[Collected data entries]
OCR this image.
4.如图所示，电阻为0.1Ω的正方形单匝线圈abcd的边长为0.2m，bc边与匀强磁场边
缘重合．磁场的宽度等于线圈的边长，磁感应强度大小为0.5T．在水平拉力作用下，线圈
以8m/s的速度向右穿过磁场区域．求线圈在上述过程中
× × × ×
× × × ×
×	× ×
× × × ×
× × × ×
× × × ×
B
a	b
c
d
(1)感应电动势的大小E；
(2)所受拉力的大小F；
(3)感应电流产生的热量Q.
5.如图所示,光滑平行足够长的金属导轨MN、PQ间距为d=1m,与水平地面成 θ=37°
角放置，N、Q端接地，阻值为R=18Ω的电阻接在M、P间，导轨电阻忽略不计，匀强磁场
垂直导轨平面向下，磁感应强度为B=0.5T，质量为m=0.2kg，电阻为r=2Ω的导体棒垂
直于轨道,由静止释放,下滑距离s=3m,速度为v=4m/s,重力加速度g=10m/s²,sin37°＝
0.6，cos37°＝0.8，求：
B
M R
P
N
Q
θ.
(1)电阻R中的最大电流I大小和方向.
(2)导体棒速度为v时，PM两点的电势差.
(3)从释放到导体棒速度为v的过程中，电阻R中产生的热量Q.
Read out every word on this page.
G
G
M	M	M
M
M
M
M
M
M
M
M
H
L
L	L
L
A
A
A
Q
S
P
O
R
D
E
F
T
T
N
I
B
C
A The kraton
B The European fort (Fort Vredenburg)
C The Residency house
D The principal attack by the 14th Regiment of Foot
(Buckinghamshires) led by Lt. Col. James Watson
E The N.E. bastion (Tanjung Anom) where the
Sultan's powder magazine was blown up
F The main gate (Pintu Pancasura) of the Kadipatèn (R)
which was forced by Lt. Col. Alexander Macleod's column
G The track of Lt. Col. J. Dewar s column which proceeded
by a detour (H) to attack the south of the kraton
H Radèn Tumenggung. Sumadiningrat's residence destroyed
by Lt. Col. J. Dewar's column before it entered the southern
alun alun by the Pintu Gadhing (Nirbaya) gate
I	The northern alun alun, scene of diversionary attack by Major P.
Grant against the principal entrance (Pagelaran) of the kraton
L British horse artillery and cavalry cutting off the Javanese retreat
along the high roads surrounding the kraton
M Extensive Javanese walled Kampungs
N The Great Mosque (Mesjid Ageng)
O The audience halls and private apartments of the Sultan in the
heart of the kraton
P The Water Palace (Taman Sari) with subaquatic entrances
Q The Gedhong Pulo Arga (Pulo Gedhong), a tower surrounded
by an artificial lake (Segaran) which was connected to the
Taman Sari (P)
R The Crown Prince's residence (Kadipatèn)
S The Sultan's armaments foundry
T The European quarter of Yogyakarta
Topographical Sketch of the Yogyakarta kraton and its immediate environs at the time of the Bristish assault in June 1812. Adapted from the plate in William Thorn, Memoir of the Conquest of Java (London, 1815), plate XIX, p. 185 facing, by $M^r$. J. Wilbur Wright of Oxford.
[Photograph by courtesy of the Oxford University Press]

*DIRECTION*. Copy out every line that includes the word "Dewar".

*OUTPUT OF THE TASK*.
G The track of Lt. Col. J. Dewar s column which proceeded
by Lt. Col. J. Dewar's column before it entered the southern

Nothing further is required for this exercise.